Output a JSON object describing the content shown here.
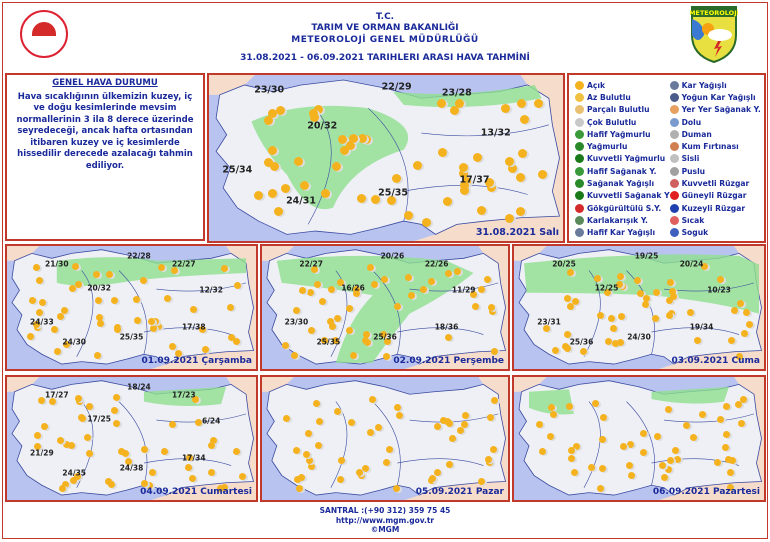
{
  "header": {
    "line1": "T.C.",
    "line2": "TARIM VE ORMAN BAKANLIĞI",
    "line3": "METEOROLOJİ  GENEL  MÜDÜRLÜĞÜ",
    "line4": "31.08.2021  -  06.09.2021   TARIHLERI  ARASI  HAVA  TAHMİNİ",
    "logo_text": "METEOROLOJİ"
  },
  "general": {
    "title": "GENEL HAVA DURUMU",
    "text": "Hava sıcaklığının ülkemizin kuzey, iç ve doğu kesimlerinde mevsim normallerinin 3 ila 8 derece üzerinde seyredeceği, ancak hafta ortasından itibaren kuzey ve iç kesimlerde hissedilir derecede azalacağı tahmin ediliyor."
  },
  "legend": [
    {
      "label": "Açık",
      "icon": "sun",
      "color": "#f5b21f"
    },
    {
      "label": "Az Bulutlu",
      "icon": "sun-small-cloud",
      "color": "#f0c040"
    },
    {
      "label": "Parçalı Bulutlu",
      "icon": "partly-cloudy",
      "color": "#e8c070"
    },
    {
      "label": "Çok Bulutlu",
      "icon": "cloudy",
      "color": "#c8c8c8"
    },
    {
      "label": "Hafif Yağmurlu",
      "icon": "light-rain",
      "color": "#3a9a3a"
    },
    {
      "label": "Yağmurlu",
      "icon": "rain",
      "color": "#2a8a2a"
    },
    {
      "label": "Kuvvetli Yağmurlu",
      "icon": "heavy-rain",
      "color": "#1a7a1a"
    },
    {
      "label": "Hafif Sağanak Y.",
      "icon": "light-shower",
      "color": "#3a9a3a"
    },
    {
      "label": "Sağanak Yağışlı",
      "icon": "shower",
      "color": "#2a8a2a"
    },
    {
      "label": "Kuvvetli Sağanak Y",
      "icon": "heavy-shower",
      "color": "#1a7a1a"
    },
    {
      "label": "Gökgürültülü S.Y.",
      "icon": "thunderstorm",
      "color": "#d42a2a"
    },
    {
      "label": "Karlakarışık Y.",
      "icon": "sleet",
      "color": "#5a8a5a"
    },
    {
      "label": "Hafif Kar Yağışlı",
      "icon": "light-snow",
      "color": "#6a7a9a"
    },
    {
      "label": "Kar Yağışlı",
      "icon": "snow",
      "color": "#6a7a9a"
    },
    {
      "label": "Yoğun Kar Yağışlı",
      "icon": "heavy-snow",
      "color": "#4a5a8a"
    },
    {
      "label": "Yer Yer Sağanak Y.",
      "icon": "scattered-shower",
      "color": "#e8a060"
    },
    {
      "label": "Dolu",
      "icon": "hail",
      "color": "#7a9ad0"
    },
    {
      "label": "Duman",
      "icon": "smoke",
      "color": "#b0b0b0"
    },
    {
      "label": "Kum Fırtınası",
      "icon": "sandstorm",
      "color": "#d08050"
    },
    {
      "label": "Sisli",
      "icon": "fog",
      "color": "#c0c0c0"
    },
    {
      "label": "Puslu",
      "icon": "haze",
      "color": "#a0a0a0"
    },
    {
      "label": "Kuvvetli Rüzgar",
      "icon": "strong-wind",
      "color": "#d06060"
    },
    {
      "label": "Güneyli Rüzgar",
      "icon": "south-wind",
      "color": "#e02020"
    },
    {
      "label": "Kuzeyli Rüzgar",
      "icon": "north-wind",
      "color": "#2040b0"
    },
    {
      "label": "Sıcak",
      "icon": "hot",
      "color": "#e06060"
    },
    {
      "label": "Soguk",
      "icon": "cold",
      "color": "#4060c0"
    }
  ],
  "maps": [
    {
      "date": "31.08.2021 Salı",
      "temps": [
        "23/30",
        "22/29",
        "23/28",
        "20/32",
        "13/32",
        "25/34",
        "17/37",
        "25/35",
        "24/31"
      ]
    },
    {
      "date": "01.09.2021 Çarşamba",
      "temps": [
        "21/30",
        "22/28",
        "22/27",
        "20/32",
        "12/32",
        "24/33",
        "24/30",
        "25/35",
        "17/38"
      ]
    },
    {
      "date": "02.09.2021 Perşembe",
      "temps": [
        "22/27",
        "20/26",
        "22/26",
        "16/26",
        "11/29",
        "23/30",
        "25/35",
        "25/36",
        "18/36"
      ]
    },
    {
      "date": "03.09.2021 Cuma",
      "temps": [
        "20/25",
        "19/25",
        "20/24",
        "12/25",
        "10/23",
        "23/31",
        "25/36",
        "24/30",
        "19/34"
      ]
    },
    {
      "date": "04.09.2021 Cumartesi",
      "temps": [
        "17/27",
        "18/24",
        "17/23",
        "17/25",
        "6/24",
        "21/29",
        "24/35",
        "24/38",
        "17/34"
      ]
    },
    {
      "date": "05.09.2021 Pazar",
      "temps": []
    },
    {
      "date": "06.09.2021 Pazartesi",
      "temps": []
    }
  ],
  "colors": {
    "accent": "#1a2a9a",
    "border": "#c0392b",
    "sea": "#b9c3ef",
    "land": "#eef0f5",
    "rain_zone": "#8fe08f"
  },
  "footer": {
    "phone": "SANTRAL :(+90 312) 359 75 45",
    "url": "http://www.mgm.gov.tr",
    "copyright": "©MGM"
  }
}
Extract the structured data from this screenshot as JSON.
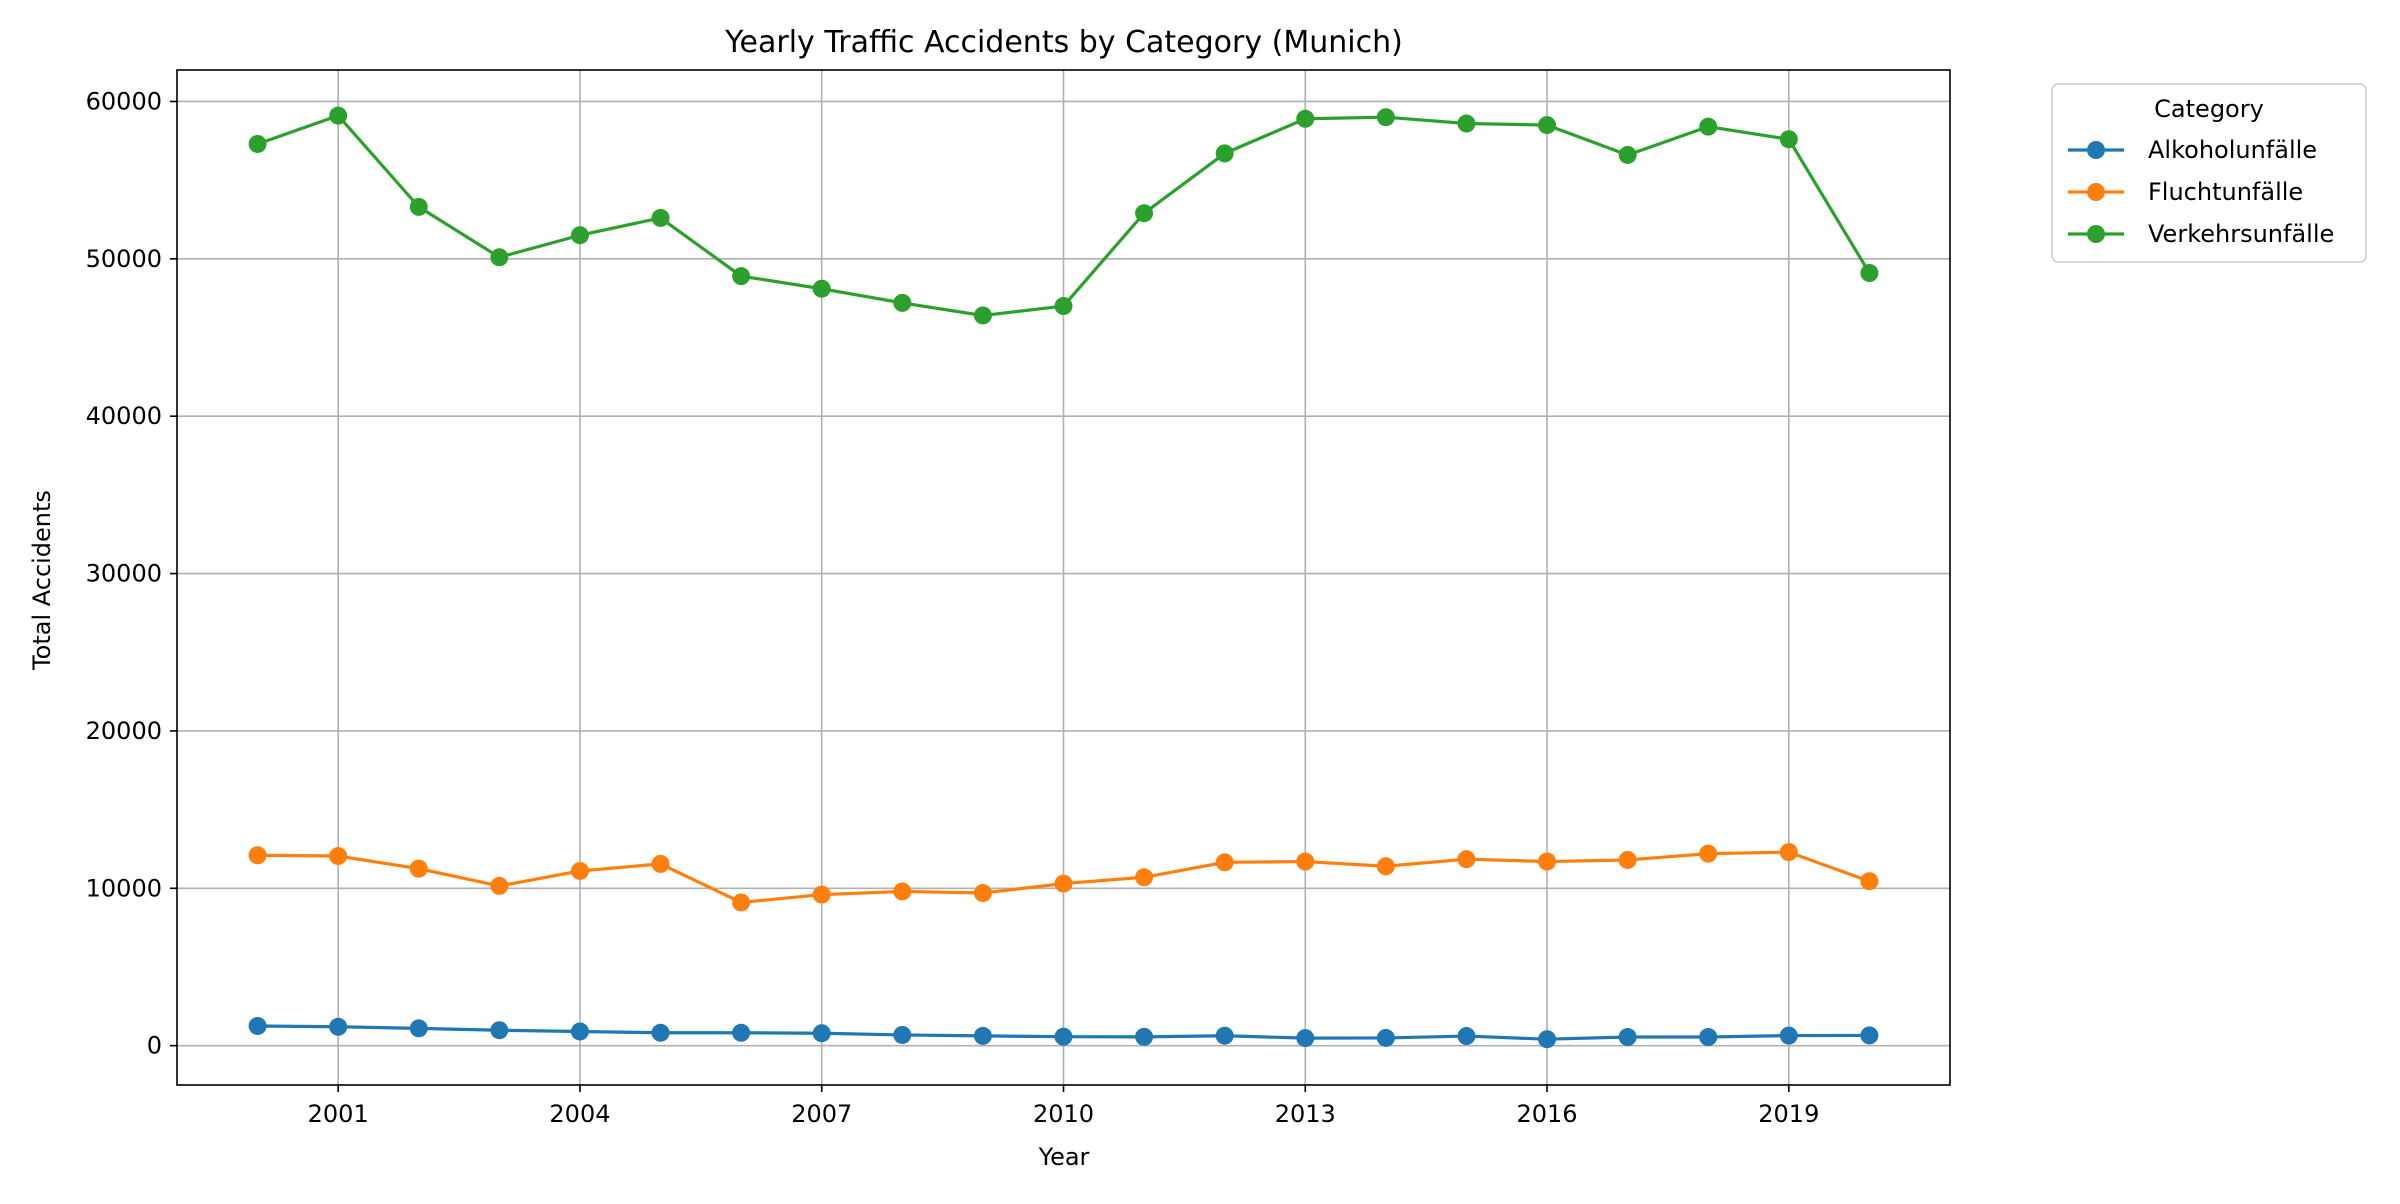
{
  "chart_data": {
    "type": "line",
    "title": "Yearly Traffic Accidents by Category (Munich)",
    "xlabel": "Year",
    "ylabel": "Total Accidents",
    "x": [
      2000,
      2001,
      2002,
      2003,
      2004,
      2005,
      2006,
      2007,
      2008,
      2009,
      2010,
      2011,
      2012,
      2013,
      2014,
      2015,
      2016,
      2017,
      2018,
      2019,
      2020
    ],
    "xlim": [
      1999,
      2021
    ],
    "ylim": [
      -2500,
      62000
    ],
    "xticks": [
      2001,
      2004,
      2007,
      2010,
      2013,
      2016,
      2019
    ],
    "yticks": [
      0,
      10000,
      20000,
      30000,
      40000,
      50000,
      60000
    ],
    "grid": true,
    "legend": {
      "title": "Category",
      "placement": "outside-top-right"
    },
    "series": [
      {
        "name": "Alkoholunfälle",
        "color": "#1f77b4",
        "values": [
          1250,
          1200,
          1100,
          980,
          900,
          820,
          820,
          790,
          680,
          620,
          570,
          560,
          630,
          480,
          490,
          610,
          410,
          550,
          550,
          640,
          650
        ]
      },
      {
        "name": "Fluchtunfälle",
        "color": "#ff7f0e",
        "values": [
          12100,
          12050,
          11250,
          10150,
          11100,
          11550,
          9100,
          9600,
          9800,
          9700,
          10300,
          10700,
          11650,
          11700,
          11400,
          11850,
          11700,
          11800,
          12200,
          12300,
          10450
        ]
      },
      {
        "name": "Verkehrsunfälle",
        "color": "#2ca02c",
        "values": [
          57300,
          59100,
          53300,
          50100,
          51500,
          52600,
          48900,
          48100,
          47200,
          46400,
          47000,
          52900,
          56700,
          58900,
          59000,
          58600,
          58500,
          56600,
          58400,
          57600,
          49100
        ]
      }
    ]
  }
}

> PROBLEM TO WORK ON: Without including any picture, retype the entries exactly.

> WRITTEN SOLUTION:
Output a JSON object describing the content shown here.
{
  "header": {
    "line1": "T.C.",
    "line2": "TARIM VE ORMAN BAKANLIĞI",
    "line3": "METEOROLOJİ  GENEL  MÜDÜRLÜĞÜ",
    "line4": "31.08.2021  -  06.09.2021   TARIHLERI  ARASI  HAVA  TAHMİNİ",
    "logo_text": "METEOROLOJİ"
  },
  "general": {
    "title": "GENEL HAVA DURUMU",
    "text": "Hava sıcaklığının ülkemizin kuzey, iç ve doğu kesimlerinde mevsim normallerinin 3 ila 8 derece üzerinde seyredeceği, ancak hafta ortasından itibaren kuzey ve iç kesimlerde hissedilir derecede azalacağı tahmin ediliyor."
  },
  "legend": [
    {
      "label": "Açık",
      "icon": "sun",
      "color": "#f5b21f"
    },
    {
      "label": "Az Bulutlu",
      "icon": "sun-small-cloud",
      "color": "#f0c040"
    },
    {
      "label": "Parçalı Bulutlu",
      "icon": "partly-cloudy",
      "color": "#e8c070"
    },
    {
      "label": "Çok Bulutlu",
      "icon": "cloudy",
      "color": "#c8c8c8"
    },
    {
      "label": "Hafif Yağmurlu",
      "icon": "light-rain",
      "color": "#3a9a3a"
    },
    {
      "label": "Yağmurlu",
      "icon": "rain",
      "color": "#2a8a2a"
    },
    {
      "label": "Kuvvetli Yağmurlu",
      "icon": "heavy-rain",
      "color": "#1a7a1a"
    },
    {
      "label": "Hafif Sağanak Y.",
      "icon": "light-shower",
      "color": "#3a9a3a"
    },
    {
      "label": "Sağanak Yağışlı",
      "icon": "shower",
      "color": "#2a8a2a"
    },
    {
      "label": "Kuvvetli Sağanak Y",
      "icon": "heavy-shower",
      "color": "#1a7a1a"
    },
    {
      "label": "Gökgürültülü S.Y.",
      "icon": "thunderstorm",
      "color": "#d42a2a"
    },
    {
      "label": "Karlakarışık Y.",
      "icon": "sleet",
      "color": "#5a8a5a"
    },
    {
      "label": "Hafif Kar Yağışlı",
      "icon": "light-snow",
      "color": "#6a7a9a"
    },
    {
      "label": "Kar Yağışlı",
      "icon": "snow",
      "color": "#6a7a9a"
    },
    {
      "label": "Yoğun Kar Yağışlı",
      "icon": "heavy-snow",
      "color": "#4a5a8a"
    },
    {
      "label": "Yer Yer Sağanak Y.",
      "icon": "scattered-shower",
      "color": "#e8a060"
    },
    {
      "label": "Dolu",
      "icon": "hail",
      "color": "#7a9ad0"
    },
    {
      "label": "Duman",
      "icon": "smoke",
      "color": "#b0b0b0"
    },
    {
      "label": "Kum Fırtınası",
      "icon": "sandstorm",
      "color": "#d08050"
    },
    {
      "label": "Sisli",
      "icon": "fog",
      "color": "#c0c0c0"
    },
    {
      "label": "Puslu",
      "icon": "haze",
      "color": "#a0a0a0"
    },
    {
      "label": "Kuvvetli Rüzgar",
      "icon": "strong-wind",
      "color": "#d06060"
    },
    {
      "label": "Güneyli Rüzgar",
      "icon": "south-wind",
      "color": "#e02020"
    },
    {
      "label": "Kuzeyli Rüzgar",
      "icon": "north-wind",
      "color": "#2040b0"
    },
    {
      "label": "Sıcak",
      "icon": "hot",
      "color": "#e06060"
    },
    {
      "label": "Soguk",
      "icon": "cold",
      "color": "#4060c0"
    }
  ],
  "maps": [
    {
      "date": "31.08.2021 Salı",
      "temps": [
        "23/30",
        "22/29",
        "23/28",
        "20/32",
        "13/32",
        "25/34",
        "17/37",
        "25/35",
        "24/31"
      ]
    },
    {
      "date": "01.09.2021 Çarşamba",
      "temps": [
        "21/30",
        "22/28",
        "22/27",
        "20/32",
        "12/32",
        "24/33",
        "24/30",
        "25/35",
        "17/38"
      ]
    },
    {
      "date": "02.09.2021 Perşembe",
      "temps": [
        "22/27",
        "20/26",
        "22/26",
        "16/26",
        "11/29",
        "23/30",
        "25/35",
        "25/36",
        "18/36"
      ]
    },
    {
      "date": "03.09.2021 Cuma",
      "temps": [
        "20/25",
        "19/25",
        "20/24",
        "12/25",
        "10/23",
        "23/31",
        "25/36",
        "24/30",
        "19/34"
      ]
    },
    {
      "date": "04.09.2021 Cumartesi",
      "temps": [
        "17/27",
        "18/24",
        "17/23",
        "17/25",
        "6/24",
        "21/29",
        "24/35",
        "24/38",
        "17/34"
      ]
    },
    {
      "date": "05.09.2021 Pazar",
      "temps": []
    },
    {
      "date": "06.09.2021 Pazartesi",
      "temps": []
    }
  ],
  "colors": {
    "accent": "#1a2a9a",
    "border": "#c0392b",
    "sea": "#b9c3ef",
    "land": "#eef0f5",
    "rain_zone": "#8fe08f"
  },
  "footer": {
    "phone": "SANTRAL :(+90 312) 359 75 45",
    "url": "http://www.mgm.gov.tr",
    "copyright": "©MGM"
  }
}
Extract the structured data from this screenshot as JSON.
{
  "chart_data": {
    "type": "line",
    "title": "Yearly Traffic Accidents by Category (Munich)",
    "xlabel": "Year",
    "ylabel": "Total Accidents",
    "x": [
      2000,
      2001,
      2002,
      2003,
      2004,
      2005,
      2006,
      2007,
      2008,
      2009,
      2010,
      2011,
      2012,
      2013,
      2014,
      2015,
      2016,
      2017,
      2018,
      2019,
      2020
    ],
    "xlim": [
      1999,
      2021
    ],
    "ylim": [
      -2500,
      62000
    ],
    "xticks": [
      2001,
      2004,
      2007,
      2010,
      2013,
      2016,
      2019
    ],
    "yticks": [
      0,
      10000,
      20000,
      30000,
      40000,
      50000,
      60000
    ],
    "grid": true,
    "legend": {
      "title": "Category",
      "placement": "outside-top-right"
    },
    "series": [
      {
        "name": "Alkoholunfälle",
        "color": "#1f77b4",
        "values": [
          1250,
          1200,
          1100,
          980,
          900,
          820,
          820,
          790,
          680,
          620,
          570,
          560,
          630,
          480,
          490,
          610,
          410,
          550,
          550,
          640,
          650
        ]
      },
      {
        "name": "Fluchtunfälle",
        "color": "#ff7f0e",
        "values": [
          12100,
          12050,
          11250,
          10150,
          11100,
          11550,
          9100,
          9600,
          9800,
          9700,
          10300,
          10700,
          11650,
          11700,
          11400,
          11850,
          11700,
          11800,
          12200,
          12300,
          10450
        ]
      },
      {
        "name": "Verkehrsunfälle",
        "color": "#2ca02c",
        "values": [
          57300,
          59100,
          53300,
          50100,
          51500,
          52600,
          48900,
          48100,
          47200,
          46400,
          47000,
          52900,
          56700,
          58900,
          59000,
          58600,
          58500,
          56600,
          58400,
          57600,
          49100
        ]
      }
    ]
  }
}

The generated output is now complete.